▶ [INSTRUCTION]: Find the lines below that contain the string "image". Copy each one.

▶ [Dataset excerpts]:
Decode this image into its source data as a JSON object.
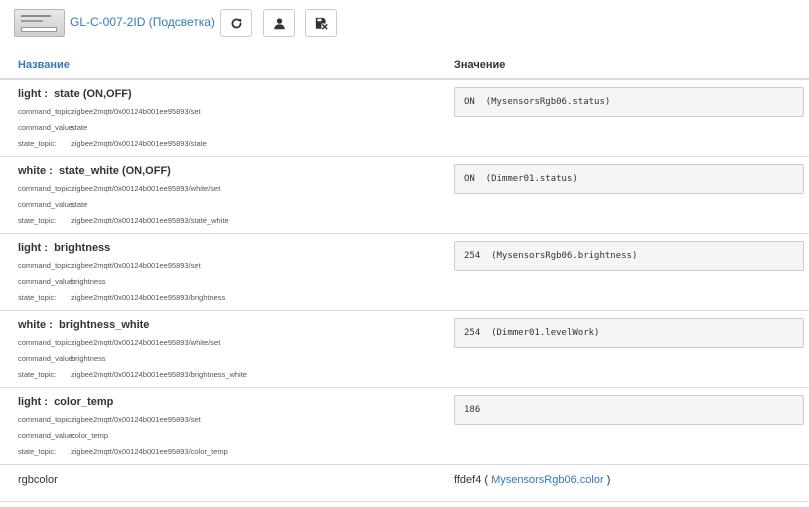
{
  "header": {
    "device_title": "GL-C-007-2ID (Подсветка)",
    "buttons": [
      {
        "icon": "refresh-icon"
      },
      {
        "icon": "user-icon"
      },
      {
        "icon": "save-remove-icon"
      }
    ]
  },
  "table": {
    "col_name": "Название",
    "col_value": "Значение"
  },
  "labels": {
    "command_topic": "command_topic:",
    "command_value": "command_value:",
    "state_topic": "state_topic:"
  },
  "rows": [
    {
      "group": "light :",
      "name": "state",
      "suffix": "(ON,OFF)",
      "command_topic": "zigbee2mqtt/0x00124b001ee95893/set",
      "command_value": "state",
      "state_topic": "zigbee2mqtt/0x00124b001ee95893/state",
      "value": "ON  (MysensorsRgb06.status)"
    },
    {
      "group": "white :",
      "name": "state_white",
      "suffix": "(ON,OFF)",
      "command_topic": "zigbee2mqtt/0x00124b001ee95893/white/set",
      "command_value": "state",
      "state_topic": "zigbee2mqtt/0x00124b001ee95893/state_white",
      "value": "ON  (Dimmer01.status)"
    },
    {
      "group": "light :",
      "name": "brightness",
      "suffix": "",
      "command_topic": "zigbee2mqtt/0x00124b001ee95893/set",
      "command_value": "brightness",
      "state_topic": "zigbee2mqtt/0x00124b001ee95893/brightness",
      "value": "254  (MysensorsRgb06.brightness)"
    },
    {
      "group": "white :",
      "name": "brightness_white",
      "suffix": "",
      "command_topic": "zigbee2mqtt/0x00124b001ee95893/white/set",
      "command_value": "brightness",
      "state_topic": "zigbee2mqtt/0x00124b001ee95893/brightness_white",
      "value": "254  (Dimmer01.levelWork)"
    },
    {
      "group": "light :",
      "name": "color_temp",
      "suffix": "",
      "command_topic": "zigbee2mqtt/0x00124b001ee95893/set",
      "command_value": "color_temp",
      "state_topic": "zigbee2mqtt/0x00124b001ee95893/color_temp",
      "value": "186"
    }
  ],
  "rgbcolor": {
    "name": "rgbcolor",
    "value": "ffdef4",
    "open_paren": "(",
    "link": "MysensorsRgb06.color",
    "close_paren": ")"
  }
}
* * *
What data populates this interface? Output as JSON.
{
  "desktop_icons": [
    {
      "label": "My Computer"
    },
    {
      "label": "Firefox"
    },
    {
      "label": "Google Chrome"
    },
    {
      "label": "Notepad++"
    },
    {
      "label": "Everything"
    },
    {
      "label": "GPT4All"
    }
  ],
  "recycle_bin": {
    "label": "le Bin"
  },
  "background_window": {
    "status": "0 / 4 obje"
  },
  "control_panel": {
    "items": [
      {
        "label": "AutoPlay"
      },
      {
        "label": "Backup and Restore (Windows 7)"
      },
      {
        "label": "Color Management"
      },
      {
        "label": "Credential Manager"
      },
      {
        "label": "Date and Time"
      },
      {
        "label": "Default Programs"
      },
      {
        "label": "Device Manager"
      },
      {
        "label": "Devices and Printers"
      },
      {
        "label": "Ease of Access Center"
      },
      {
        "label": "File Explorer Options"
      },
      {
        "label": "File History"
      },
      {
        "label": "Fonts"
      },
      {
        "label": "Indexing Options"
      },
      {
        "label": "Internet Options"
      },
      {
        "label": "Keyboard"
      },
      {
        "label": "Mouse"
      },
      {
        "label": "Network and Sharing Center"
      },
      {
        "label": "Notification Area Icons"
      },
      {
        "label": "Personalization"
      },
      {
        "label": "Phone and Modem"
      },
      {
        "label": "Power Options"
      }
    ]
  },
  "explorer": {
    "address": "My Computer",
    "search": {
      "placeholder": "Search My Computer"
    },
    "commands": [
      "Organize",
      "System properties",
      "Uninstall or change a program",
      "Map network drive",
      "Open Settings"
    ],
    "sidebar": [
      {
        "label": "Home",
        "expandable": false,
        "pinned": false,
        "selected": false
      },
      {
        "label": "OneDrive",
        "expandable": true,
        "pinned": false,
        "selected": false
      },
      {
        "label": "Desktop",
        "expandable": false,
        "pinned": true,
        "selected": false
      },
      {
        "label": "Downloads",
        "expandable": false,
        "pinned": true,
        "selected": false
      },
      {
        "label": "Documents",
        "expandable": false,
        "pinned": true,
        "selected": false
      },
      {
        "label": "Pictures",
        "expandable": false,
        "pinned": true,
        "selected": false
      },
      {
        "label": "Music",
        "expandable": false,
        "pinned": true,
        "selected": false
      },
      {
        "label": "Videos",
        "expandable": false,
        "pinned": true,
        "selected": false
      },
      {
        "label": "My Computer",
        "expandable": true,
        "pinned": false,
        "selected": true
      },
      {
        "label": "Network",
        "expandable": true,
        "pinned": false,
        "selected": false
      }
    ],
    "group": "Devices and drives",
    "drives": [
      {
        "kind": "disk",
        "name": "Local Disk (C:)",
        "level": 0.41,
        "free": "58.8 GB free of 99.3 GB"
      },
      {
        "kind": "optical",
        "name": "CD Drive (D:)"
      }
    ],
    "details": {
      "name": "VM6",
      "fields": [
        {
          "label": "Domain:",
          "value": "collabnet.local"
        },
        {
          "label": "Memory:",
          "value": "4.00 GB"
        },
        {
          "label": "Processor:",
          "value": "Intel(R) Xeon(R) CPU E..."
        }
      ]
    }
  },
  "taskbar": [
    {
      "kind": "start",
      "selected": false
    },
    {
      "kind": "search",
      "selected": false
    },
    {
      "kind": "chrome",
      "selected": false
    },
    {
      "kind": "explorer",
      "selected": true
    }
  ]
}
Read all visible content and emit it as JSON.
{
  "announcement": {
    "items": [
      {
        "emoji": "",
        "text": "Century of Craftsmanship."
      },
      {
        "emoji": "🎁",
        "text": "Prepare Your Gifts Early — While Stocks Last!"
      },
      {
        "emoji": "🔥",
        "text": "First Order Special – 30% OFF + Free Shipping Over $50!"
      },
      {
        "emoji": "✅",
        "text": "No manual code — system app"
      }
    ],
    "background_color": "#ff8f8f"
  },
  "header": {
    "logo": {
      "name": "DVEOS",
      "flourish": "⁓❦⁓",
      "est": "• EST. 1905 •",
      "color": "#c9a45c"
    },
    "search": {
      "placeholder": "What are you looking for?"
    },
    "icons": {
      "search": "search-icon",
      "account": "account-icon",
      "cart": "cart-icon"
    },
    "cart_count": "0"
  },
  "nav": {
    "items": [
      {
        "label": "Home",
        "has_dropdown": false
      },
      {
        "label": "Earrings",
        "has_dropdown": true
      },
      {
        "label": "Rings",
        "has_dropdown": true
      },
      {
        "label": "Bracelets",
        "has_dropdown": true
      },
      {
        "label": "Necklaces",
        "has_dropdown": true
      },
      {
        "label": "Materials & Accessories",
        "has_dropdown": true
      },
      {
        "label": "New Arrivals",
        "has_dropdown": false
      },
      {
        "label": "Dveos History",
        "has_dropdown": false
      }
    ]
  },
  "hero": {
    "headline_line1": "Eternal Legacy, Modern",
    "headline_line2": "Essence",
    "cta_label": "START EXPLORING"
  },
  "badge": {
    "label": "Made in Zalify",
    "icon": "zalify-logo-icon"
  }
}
--
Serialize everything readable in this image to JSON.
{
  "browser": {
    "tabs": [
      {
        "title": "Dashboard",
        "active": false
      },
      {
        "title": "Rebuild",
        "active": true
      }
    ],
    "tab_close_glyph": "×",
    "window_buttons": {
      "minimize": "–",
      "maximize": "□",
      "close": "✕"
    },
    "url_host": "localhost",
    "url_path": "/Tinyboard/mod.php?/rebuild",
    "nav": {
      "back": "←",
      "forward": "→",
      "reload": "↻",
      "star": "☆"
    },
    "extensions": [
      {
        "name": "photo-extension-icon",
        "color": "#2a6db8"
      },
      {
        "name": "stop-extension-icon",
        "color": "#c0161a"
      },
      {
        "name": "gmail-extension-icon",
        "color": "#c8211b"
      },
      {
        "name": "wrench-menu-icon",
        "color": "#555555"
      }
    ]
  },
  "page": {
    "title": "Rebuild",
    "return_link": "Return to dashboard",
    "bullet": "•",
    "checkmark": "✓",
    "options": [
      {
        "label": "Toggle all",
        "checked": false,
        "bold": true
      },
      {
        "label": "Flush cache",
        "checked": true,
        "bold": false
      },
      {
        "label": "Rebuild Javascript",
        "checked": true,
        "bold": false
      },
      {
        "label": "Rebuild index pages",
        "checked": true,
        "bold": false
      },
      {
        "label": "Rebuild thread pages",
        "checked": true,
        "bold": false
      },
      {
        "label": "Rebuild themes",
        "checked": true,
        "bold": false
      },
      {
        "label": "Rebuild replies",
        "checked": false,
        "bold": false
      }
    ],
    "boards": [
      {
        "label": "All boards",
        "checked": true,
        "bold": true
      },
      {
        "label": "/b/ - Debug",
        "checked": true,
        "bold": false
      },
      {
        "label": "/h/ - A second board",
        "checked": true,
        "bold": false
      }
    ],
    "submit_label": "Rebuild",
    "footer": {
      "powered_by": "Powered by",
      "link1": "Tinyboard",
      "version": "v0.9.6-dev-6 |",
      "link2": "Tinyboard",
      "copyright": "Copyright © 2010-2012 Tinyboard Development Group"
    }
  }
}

▶ [PROBLEM SOLUTION]:
Decode this image into its source data as a JSON object.
Serialize everything readable in this image to JSON.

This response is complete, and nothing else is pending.